- [EXTRACT]
※

Practical Steps for Abiding

Since the emphasis is on abiding in God’s love for us and others, I thought I would mention a few things that would help us with that. Here are some tips compiled from ex-Navy Seals regarding mental toughness:

– Eat the elephant – how do you eat an elephant? One bit at a time. This concept helps us when we come against daunting tasks. Regarding abiding in God’s love, if you’re not accustomed to this, it may seem impossible to always do this. If that is the case, then you might want to break your day down into different segments. This is just an idea. Of course, the main thing to do would be to pray about it and ask God. He will lead you.

– Visualize Success – I’m a big believer in visualization. It’s something I’ve been taught to do in sports, and I know it works. In a study about basketball players shooting free throws, they found that players who practiced visually improved by 23% and those who practiced shooting free throws improved by 24%. That’s only a 1% difference. There is a famous story about a guy who was a prisoner of war. While he was imprisoned, he envisioned himself playing a round of golf every day to help keep his sanity. When he finally got out and played a round of golf, he improved his score by like 20 strokes. All this to say, visualization and mediation is very powerful. Visualize yourself abiding in God’s love. Be specific about the details. Meditate on the benefits.

※

- [REQUIRED ACTIONS]
• a. In the piece on abiding in God’s love, why might someone break the day into different segments? Answer in one to three sentences.
• b. Translate this sentence from the piece on abiding in God’s love into Spanish: "It’s something I’ve been taught to do in sports, and I know it works."
• c. Write what follows the last sentence of the piece on abiding in God’s love.

※

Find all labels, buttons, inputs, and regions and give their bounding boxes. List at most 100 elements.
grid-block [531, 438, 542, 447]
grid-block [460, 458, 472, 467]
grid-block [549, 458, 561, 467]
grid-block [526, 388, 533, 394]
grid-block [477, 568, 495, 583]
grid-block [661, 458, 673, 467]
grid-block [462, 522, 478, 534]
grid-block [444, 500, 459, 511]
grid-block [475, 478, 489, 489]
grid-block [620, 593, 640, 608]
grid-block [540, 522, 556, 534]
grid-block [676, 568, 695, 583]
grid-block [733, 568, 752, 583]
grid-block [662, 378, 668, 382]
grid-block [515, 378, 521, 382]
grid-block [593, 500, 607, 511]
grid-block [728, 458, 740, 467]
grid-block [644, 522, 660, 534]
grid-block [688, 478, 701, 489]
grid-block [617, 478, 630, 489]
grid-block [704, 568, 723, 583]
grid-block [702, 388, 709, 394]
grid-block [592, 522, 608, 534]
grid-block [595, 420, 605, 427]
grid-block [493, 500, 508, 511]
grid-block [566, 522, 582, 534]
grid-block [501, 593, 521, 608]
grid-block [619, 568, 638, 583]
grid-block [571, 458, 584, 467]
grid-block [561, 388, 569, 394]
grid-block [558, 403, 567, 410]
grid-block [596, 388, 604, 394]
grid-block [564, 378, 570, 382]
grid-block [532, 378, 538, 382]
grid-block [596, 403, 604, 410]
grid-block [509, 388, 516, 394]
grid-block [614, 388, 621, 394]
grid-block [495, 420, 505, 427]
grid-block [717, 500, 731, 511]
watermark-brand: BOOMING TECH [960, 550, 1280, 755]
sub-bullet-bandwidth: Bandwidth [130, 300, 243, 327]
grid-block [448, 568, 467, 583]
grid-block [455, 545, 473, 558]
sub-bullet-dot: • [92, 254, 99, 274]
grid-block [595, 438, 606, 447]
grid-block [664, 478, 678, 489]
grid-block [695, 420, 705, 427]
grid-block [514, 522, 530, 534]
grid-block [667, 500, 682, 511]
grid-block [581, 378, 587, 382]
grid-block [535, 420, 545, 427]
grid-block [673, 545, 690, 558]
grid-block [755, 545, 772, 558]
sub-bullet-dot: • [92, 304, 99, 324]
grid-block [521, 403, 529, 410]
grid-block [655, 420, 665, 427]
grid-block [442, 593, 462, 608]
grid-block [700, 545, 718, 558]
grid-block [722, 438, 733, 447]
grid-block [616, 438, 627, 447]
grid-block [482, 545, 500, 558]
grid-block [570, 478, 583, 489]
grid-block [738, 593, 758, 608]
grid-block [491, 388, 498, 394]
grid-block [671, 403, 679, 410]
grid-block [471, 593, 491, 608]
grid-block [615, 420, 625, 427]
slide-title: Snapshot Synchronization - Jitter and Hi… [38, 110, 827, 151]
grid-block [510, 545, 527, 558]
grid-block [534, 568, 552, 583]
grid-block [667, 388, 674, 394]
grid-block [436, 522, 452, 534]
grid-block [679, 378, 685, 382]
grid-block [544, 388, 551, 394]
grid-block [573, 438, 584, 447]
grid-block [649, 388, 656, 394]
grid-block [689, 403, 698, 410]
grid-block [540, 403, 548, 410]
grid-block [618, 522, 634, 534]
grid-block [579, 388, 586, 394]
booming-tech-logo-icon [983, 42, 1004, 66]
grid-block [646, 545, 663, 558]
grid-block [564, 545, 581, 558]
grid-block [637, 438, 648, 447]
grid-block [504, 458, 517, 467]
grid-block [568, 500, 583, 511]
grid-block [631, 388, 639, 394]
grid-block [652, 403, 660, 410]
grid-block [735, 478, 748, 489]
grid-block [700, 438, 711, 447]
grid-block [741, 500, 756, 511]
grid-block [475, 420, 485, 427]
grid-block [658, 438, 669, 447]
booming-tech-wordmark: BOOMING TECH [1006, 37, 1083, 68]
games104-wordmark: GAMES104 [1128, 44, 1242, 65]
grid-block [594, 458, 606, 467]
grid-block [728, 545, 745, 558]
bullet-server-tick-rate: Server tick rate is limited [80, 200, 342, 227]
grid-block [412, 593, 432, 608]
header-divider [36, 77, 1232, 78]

※

- [SOLVED PROBLEMS]
• a. Someone who isn't used to abiding in God’s love may find it seems impossible to do all the time. Breaking the day into segments applies the "eat the elephant" idea of taking a daunting task one bite at a time.

• b. Es algo que me han enseñado a hacer en los deportes, y sé que funciona.

• c.
– 4 by 4 for 4 – in times of great stress, the Seals are taught to breathe in for 4 seconds, breathe out for 4 seconds and repeat this for 4 minutes. Try this the next time you feel stressed and/or temptation to get out of the place of rest God has provided for you.

– Embrace Thankfulness – sometimes we may go through periods of time where we are frustrated with our situation. In these times it can be very helpful to remember the times in the past when God has come through for us and all the things, we are thankful for.

Here is an acronym Natalie Hochstatter came up with. She developed this to help us in spending quality time with others and God.

I – Initiate Conversation

N – Notice things about them

T – Talk about their interests

E – Engage in them

N – Note what they are saying

T – Take turns talking

I – Identify Opportunities

O – Observe Body Language 

N – Never Interrupt

A – Ask Questions

L – Laugh Together

I hope this helps you in living your life Christian life and enjoying your relationship with God and others. I have provided some additional scriptures below relevant to this topic.

Additional Scriptures

Col. 3:13 – Bear with each other and forgive one another if any of you has a grievance against someone. Forgive as the Lord forgave you.

Philippians 2:12 – Therefore, my dear friends, as you have always obeyed—not only in my presence, but now much more in my absence—continue to work out your salvation with fear and trembling. NIV – Fyi, the word trembling in this verse is translated from the Greek word tromo which is used to describe the anxiety of one who distrusts his ability completely to meet all requirements.

James 1:20 – because human anger does not produce the righteousness that God desires.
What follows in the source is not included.